### Task
How many lines in the listing below include the word "category"? Reply with the count alone.

### Listing

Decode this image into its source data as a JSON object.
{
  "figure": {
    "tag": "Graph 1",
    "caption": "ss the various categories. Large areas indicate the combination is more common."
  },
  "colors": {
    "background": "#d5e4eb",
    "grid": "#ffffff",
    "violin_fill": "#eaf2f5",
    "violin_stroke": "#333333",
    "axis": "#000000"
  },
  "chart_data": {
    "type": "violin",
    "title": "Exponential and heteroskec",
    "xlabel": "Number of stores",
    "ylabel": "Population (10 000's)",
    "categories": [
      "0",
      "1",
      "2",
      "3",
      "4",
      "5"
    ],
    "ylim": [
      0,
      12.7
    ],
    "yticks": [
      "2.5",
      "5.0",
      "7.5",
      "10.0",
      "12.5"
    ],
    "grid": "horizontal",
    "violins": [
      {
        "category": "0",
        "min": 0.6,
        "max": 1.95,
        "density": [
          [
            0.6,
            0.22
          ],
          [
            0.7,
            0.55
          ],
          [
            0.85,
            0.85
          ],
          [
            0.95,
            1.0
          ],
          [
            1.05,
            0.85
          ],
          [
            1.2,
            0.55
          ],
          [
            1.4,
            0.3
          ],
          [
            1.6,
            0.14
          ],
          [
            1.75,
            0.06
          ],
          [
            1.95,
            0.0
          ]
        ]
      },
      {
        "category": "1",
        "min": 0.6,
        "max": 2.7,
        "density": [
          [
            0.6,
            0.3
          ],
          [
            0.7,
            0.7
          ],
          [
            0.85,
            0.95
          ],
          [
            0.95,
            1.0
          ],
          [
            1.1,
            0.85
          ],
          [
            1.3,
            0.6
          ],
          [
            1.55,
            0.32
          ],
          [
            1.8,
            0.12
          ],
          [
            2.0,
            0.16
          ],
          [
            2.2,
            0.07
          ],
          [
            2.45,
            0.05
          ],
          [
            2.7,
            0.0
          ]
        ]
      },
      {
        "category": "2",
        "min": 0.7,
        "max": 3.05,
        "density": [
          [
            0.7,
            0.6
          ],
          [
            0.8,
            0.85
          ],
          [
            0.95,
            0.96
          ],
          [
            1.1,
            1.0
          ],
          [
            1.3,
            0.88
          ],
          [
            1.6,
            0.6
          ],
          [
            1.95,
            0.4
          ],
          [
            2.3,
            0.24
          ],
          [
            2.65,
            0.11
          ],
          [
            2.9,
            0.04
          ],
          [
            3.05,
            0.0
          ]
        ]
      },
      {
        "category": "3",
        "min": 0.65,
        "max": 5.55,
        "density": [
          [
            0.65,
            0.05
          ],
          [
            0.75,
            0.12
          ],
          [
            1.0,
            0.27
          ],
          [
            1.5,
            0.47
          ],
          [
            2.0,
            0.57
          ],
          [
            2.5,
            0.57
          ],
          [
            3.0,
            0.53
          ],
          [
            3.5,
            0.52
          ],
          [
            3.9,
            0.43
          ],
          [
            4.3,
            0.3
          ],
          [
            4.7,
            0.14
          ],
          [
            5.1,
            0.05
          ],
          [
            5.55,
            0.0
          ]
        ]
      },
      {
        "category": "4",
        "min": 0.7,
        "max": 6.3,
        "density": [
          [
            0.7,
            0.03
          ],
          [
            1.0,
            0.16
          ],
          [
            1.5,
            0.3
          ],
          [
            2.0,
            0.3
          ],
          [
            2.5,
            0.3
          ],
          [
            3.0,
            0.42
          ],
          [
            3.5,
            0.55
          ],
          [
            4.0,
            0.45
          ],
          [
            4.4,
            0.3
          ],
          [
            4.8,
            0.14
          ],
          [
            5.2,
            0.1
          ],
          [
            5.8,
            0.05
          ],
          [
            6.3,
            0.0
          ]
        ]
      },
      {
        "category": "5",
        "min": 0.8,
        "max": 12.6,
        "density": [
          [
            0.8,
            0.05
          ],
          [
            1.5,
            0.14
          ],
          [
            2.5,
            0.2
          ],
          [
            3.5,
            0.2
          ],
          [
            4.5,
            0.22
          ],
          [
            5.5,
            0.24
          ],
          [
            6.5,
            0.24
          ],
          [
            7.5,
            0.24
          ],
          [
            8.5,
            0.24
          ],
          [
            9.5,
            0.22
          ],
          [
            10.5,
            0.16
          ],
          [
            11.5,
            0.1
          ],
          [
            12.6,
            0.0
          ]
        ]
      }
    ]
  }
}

### Answer to this task
6